> Exercise aim:
Scan the data for lines with "JSON" and report the count by itself.

━━━━━━━━━━━━━━━━━━━━

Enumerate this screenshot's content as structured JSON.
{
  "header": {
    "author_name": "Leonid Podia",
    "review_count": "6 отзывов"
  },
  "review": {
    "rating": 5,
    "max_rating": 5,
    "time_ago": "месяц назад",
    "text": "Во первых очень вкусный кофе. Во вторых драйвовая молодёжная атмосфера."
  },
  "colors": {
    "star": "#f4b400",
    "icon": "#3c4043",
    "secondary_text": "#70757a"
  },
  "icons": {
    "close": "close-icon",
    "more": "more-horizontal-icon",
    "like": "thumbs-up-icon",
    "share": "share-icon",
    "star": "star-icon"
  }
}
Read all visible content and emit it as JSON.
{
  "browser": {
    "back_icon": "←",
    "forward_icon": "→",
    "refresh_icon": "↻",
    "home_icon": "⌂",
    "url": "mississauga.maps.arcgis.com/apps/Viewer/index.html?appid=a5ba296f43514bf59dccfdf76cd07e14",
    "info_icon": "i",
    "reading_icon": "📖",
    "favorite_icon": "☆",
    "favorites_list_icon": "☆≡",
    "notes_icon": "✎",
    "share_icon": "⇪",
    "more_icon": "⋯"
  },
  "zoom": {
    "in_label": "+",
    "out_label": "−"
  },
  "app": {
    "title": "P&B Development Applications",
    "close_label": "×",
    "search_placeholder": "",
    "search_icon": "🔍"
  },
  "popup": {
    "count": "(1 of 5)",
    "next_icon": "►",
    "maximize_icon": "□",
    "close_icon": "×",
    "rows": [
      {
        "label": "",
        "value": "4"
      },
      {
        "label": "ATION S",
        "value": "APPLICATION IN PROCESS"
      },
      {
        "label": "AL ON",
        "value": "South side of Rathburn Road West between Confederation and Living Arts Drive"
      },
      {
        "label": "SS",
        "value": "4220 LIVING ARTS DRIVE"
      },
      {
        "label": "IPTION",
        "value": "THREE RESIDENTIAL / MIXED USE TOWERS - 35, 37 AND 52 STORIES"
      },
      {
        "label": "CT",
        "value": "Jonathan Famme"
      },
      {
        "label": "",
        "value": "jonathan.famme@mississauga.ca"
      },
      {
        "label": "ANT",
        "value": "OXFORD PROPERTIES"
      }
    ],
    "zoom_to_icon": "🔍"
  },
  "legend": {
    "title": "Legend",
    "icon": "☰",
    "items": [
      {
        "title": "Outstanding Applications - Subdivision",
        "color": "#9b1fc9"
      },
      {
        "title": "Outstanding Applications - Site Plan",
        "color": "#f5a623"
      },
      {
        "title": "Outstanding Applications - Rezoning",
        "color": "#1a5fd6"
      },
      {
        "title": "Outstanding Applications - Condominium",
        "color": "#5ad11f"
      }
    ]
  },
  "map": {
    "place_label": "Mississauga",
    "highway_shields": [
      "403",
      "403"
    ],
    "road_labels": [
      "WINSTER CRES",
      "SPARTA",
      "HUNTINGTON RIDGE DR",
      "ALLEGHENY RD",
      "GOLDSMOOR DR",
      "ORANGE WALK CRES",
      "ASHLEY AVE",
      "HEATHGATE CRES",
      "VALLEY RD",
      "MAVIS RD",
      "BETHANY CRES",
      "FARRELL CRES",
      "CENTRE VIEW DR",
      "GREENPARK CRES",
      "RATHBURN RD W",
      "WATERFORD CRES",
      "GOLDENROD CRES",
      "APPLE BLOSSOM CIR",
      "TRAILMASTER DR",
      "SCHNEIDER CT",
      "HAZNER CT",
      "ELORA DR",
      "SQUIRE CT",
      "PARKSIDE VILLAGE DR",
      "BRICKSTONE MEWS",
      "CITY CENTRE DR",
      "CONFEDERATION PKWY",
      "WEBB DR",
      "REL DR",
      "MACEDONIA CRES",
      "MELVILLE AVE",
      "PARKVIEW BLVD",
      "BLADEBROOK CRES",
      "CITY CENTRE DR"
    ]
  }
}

━━━━━━━━━━━━━━━━━━━━

> Task solution:
2